Stated problem:
Wherever the string "title" appears in the listing, copy that line.

────────────────

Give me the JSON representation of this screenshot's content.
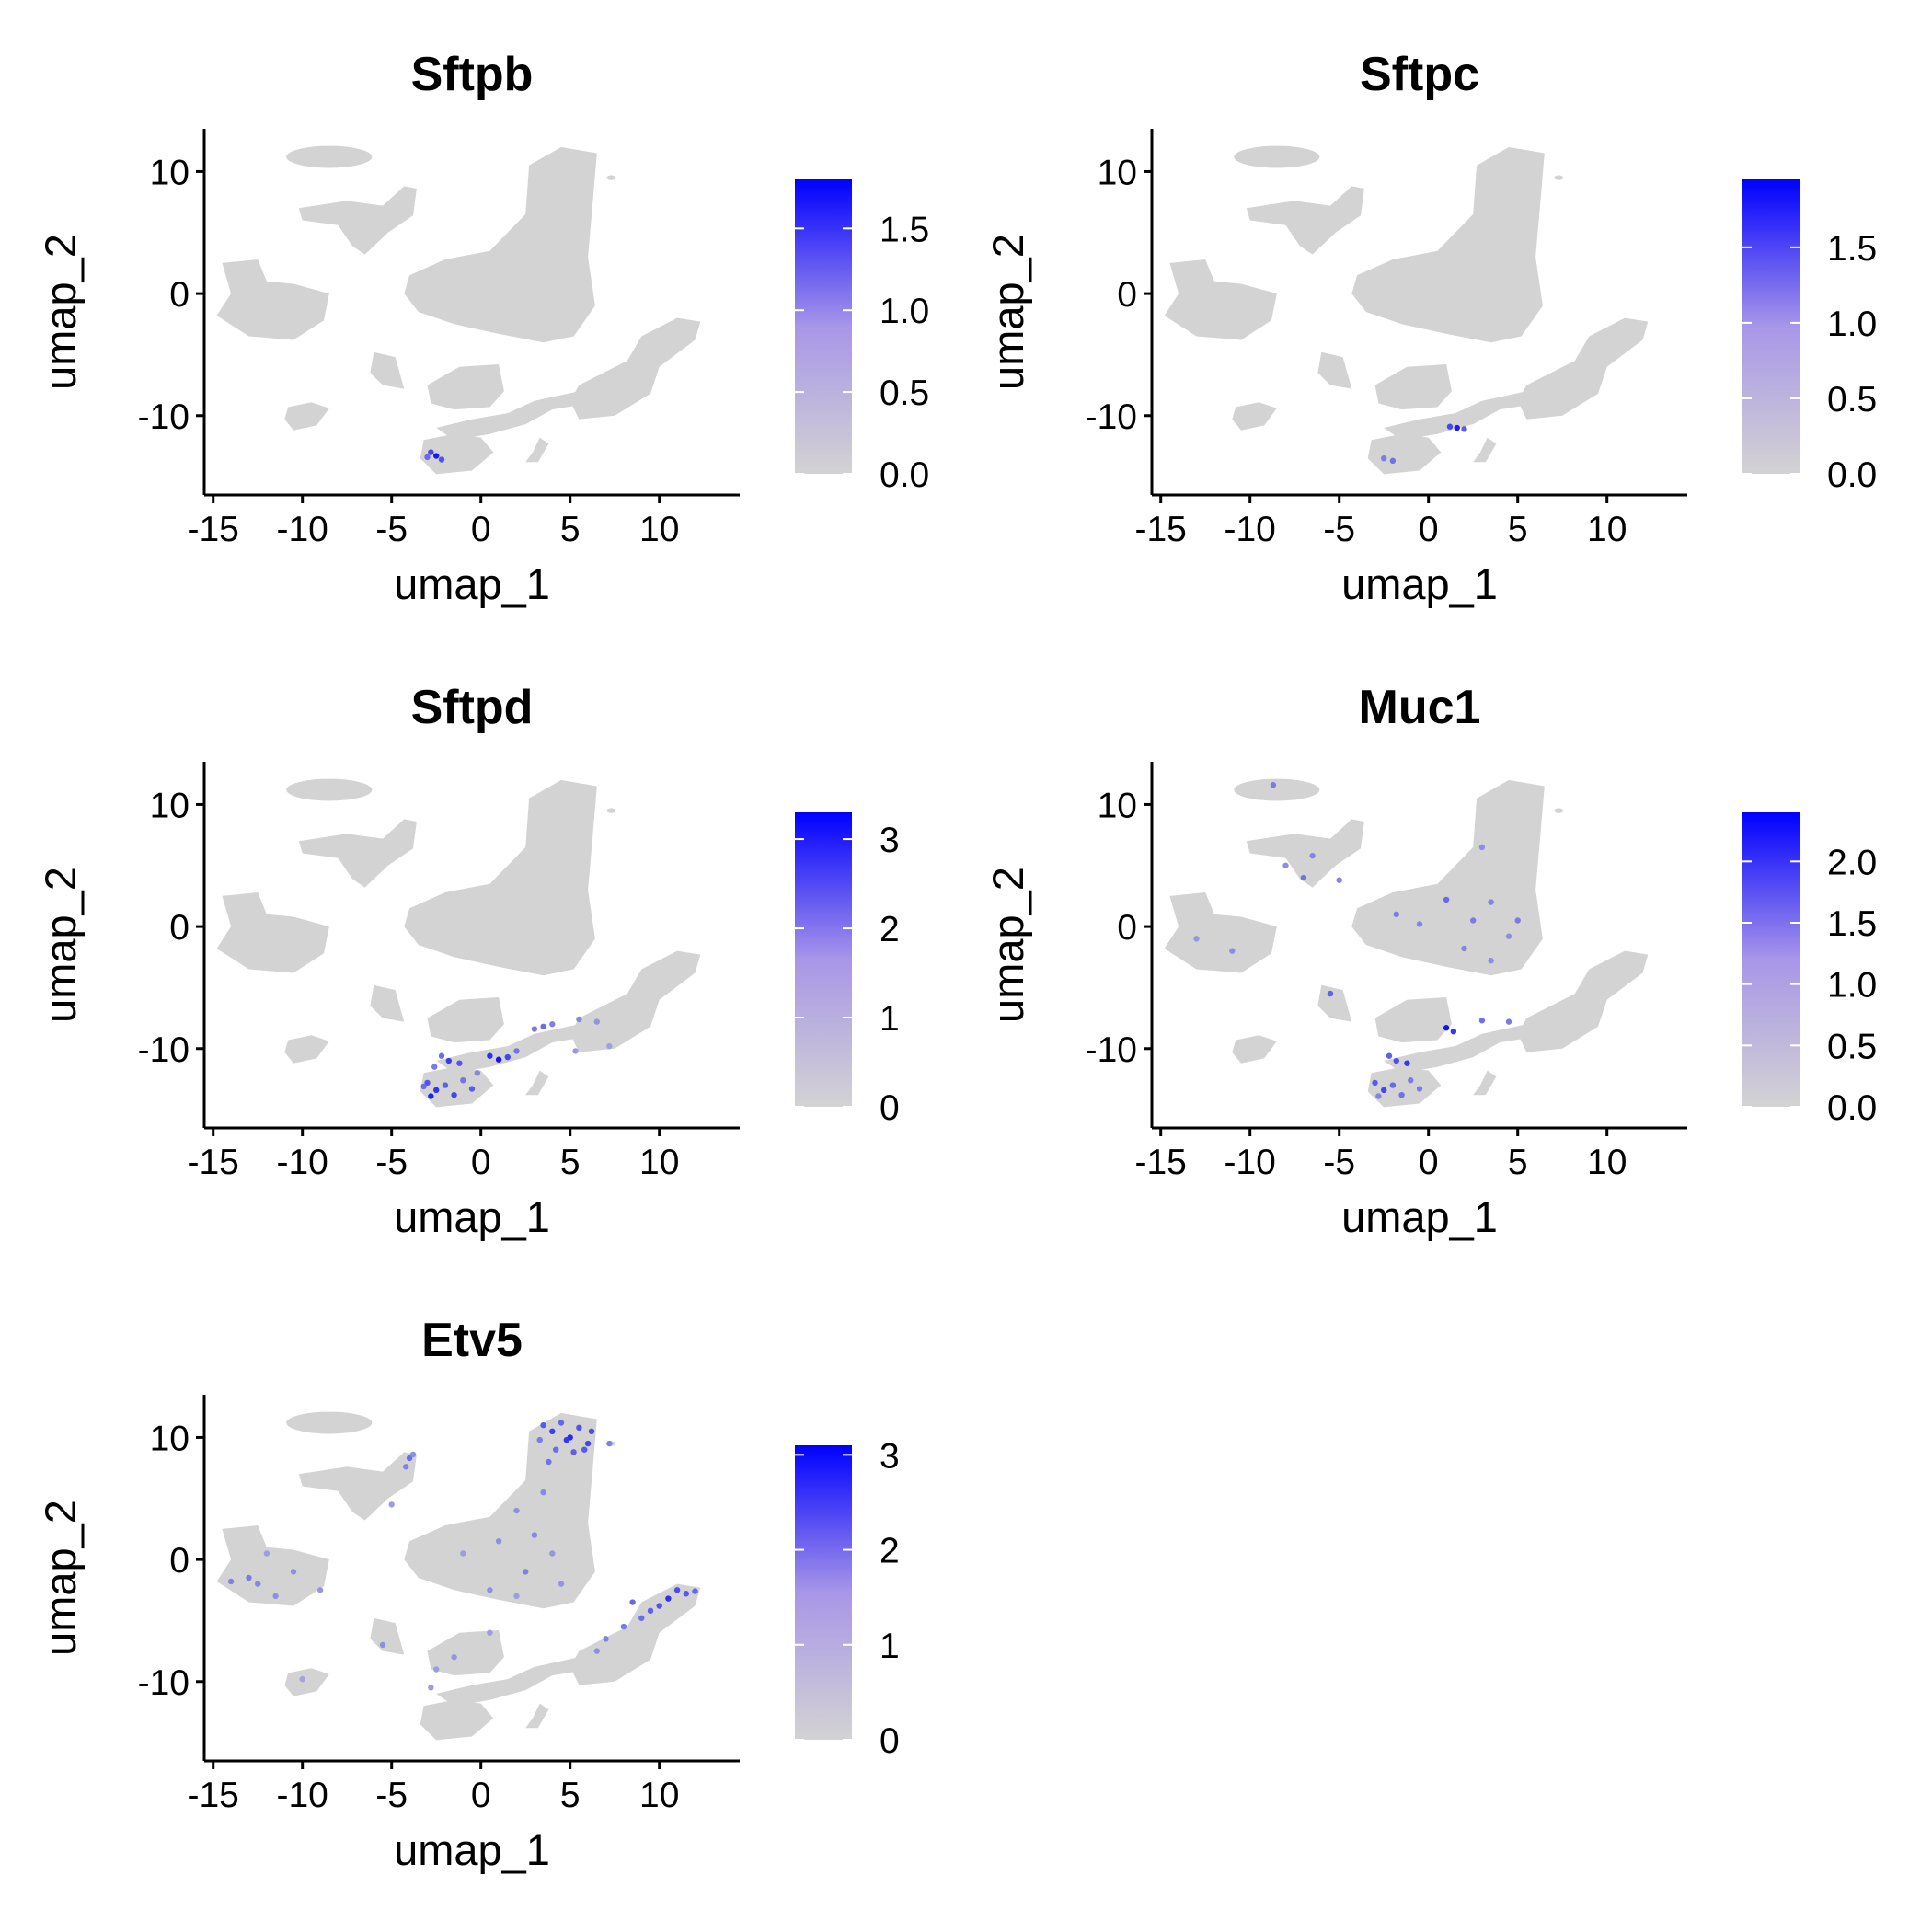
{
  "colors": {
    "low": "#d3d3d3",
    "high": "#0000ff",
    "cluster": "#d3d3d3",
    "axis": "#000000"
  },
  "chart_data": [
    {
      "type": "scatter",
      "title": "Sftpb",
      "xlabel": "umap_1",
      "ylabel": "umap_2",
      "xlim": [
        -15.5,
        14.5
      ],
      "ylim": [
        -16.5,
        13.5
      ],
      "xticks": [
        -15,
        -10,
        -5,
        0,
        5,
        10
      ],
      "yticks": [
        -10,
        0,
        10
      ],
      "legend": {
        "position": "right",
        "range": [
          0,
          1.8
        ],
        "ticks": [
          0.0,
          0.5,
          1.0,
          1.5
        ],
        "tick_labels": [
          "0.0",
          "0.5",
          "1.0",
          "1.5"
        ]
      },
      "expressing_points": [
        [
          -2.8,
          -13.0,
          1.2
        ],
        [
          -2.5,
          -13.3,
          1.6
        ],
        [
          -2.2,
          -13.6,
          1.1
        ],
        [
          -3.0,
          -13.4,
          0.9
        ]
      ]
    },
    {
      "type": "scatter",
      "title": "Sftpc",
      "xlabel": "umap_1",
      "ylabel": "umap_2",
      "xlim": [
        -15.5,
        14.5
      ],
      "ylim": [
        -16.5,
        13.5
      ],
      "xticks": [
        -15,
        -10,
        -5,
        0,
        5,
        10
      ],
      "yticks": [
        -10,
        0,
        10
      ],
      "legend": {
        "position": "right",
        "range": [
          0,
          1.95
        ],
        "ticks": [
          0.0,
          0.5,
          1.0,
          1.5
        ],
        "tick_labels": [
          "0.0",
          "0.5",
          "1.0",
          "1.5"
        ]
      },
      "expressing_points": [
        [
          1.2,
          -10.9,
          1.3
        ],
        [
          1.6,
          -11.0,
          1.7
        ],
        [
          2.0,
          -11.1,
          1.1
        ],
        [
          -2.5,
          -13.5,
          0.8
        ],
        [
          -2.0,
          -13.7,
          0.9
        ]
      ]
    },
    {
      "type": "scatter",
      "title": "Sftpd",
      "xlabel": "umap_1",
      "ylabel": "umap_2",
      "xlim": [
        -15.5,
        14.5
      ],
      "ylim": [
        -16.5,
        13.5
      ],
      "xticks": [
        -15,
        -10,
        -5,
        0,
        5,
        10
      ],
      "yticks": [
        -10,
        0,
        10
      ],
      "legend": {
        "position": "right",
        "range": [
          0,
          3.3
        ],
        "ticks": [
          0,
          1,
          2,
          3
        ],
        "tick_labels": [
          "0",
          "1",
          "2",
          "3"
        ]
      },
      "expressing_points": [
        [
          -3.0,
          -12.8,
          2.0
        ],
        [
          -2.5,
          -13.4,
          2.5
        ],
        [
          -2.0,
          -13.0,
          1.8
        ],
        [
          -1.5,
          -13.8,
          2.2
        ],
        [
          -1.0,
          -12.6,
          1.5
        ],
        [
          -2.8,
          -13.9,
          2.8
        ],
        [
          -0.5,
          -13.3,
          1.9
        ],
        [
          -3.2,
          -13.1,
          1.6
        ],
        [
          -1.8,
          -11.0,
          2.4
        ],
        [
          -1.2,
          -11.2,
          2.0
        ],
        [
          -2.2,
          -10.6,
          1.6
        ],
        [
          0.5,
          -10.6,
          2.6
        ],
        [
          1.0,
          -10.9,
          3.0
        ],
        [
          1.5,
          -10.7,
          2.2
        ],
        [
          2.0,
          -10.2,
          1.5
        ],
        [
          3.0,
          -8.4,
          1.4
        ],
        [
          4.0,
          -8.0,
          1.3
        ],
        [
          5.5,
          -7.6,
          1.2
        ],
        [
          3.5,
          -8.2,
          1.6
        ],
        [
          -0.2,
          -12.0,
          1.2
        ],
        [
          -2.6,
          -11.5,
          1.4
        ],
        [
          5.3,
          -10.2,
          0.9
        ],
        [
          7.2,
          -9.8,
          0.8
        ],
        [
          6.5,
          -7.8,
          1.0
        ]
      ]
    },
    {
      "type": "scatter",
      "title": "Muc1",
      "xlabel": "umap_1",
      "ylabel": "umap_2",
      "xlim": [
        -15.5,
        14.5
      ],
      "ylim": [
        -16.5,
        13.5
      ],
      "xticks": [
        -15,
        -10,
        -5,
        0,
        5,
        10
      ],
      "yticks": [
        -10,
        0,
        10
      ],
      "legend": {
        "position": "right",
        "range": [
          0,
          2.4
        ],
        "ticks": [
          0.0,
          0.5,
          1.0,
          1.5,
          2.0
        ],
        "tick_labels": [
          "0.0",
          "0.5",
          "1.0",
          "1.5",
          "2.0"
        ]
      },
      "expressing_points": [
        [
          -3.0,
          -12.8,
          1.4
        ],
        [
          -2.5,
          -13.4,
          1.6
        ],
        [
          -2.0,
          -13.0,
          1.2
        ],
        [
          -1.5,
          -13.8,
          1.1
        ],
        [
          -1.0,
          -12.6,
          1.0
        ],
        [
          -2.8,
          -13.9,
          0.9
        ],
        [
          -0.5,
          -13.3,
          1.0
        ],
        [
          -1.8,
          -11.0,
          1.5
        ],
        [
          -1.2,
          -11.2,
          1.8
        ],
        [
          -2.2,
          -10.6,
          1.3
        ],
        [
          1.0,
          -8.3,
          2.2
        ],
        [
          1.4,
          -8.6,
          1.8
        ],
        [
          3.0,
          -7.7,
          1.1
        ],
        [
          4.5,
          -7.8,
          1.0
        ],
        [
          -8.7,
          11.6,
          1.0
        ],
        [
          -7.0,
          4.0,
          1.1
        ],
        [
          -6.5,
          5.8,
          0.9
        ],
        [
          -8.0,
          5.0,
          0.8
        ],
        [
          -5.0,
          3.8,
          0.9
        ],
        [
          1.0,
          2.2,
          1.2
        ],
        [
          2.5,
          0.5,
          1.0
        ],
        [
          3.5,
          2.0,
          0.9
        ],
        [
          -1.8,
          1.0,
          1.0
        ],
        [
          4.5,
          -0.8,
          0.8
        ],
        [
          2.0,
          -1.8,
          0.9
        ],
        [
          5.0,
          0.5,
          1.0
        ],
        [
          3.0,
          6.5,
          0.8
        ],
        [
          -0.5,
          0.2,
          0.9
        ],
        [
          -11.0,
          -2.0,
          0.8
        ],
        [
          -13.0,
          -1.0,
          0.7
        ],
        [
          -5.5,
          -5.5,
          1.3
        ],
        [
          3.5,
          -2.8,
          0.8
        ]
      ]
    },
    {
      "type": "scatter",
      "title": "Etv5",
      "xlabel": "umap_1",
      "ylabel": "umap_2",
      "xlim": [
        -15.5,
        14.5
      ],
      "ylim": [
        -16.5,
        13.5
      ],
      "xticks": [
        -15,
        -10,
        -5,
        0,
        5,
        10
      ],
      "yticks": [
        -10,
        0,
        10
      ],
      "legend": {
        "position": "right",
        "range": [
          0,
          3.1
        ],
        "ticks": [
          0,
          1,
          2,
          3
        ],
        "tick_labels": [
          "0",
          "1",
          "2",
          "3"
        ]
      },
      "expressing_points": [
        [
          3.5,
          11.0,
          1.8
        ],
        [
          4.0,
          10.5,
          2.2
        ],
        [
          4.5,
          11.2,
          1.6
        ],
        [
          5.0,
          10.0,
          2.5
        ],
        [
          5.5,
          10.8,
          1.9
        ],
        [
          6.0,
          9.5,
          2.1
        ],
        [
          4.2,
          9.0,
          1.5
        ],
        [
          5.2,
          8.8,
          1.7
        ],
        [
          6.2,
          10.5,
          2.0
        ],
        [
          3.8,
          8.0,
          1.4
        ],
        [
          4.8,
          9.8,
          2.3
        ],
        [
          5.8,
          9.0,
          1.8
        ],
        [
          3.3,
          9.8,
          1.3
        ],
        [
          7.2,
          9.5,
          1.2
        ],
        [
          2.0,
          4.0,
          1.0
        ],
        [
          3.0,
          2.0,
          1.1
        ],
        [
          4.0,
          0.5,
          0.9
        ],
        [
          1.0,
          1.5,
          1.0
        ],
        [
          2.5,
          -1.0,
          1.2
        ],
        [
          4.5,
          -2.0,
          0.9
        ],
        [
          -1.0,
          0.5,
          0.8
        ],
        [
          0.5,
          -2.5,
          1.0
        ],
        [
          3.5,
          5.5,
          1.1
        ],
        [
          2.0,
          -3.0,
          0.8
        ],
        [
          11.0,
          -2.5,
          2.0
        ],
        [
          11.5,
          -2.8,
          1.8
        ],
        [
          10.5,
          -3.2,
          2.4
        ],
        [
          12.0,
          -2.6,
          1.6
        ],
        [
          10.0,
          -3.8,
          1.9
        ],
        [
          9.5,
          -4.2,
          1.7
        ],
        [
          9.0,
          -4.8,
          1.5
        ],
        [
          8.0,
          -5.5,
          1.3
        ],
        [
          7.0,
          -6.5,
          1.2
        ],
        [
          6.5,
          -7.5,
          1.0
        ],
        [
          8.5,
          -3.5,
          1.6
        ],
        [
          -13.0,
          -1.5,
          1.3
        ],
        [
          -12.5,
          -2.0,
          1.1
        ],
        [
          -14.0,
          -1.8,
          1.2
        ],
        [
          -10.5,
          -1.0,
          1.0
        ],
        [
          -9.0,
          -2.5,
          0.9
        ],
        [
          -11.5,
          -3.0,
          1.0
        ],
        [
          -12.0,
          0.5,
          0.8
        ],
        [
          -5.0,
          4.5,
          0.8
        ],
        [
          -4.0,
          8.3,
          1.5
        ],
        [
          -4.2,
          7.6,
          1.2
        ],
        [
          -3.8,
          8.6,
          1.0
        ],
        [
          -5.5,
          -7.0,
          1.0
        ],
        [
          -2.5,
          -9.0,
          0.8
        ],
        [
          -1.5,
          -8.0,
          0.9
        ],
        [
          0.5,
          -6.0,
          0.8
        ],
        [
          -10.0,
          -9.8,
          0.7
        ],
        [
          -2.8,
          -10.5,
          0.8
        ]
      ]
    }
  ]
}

────────────────

Exercise response:
      "title": "Sftpb",
      "title": "Sftpc",
      "title": "Sftpd",
      "title": "Muc1",
      "title": "Etv5",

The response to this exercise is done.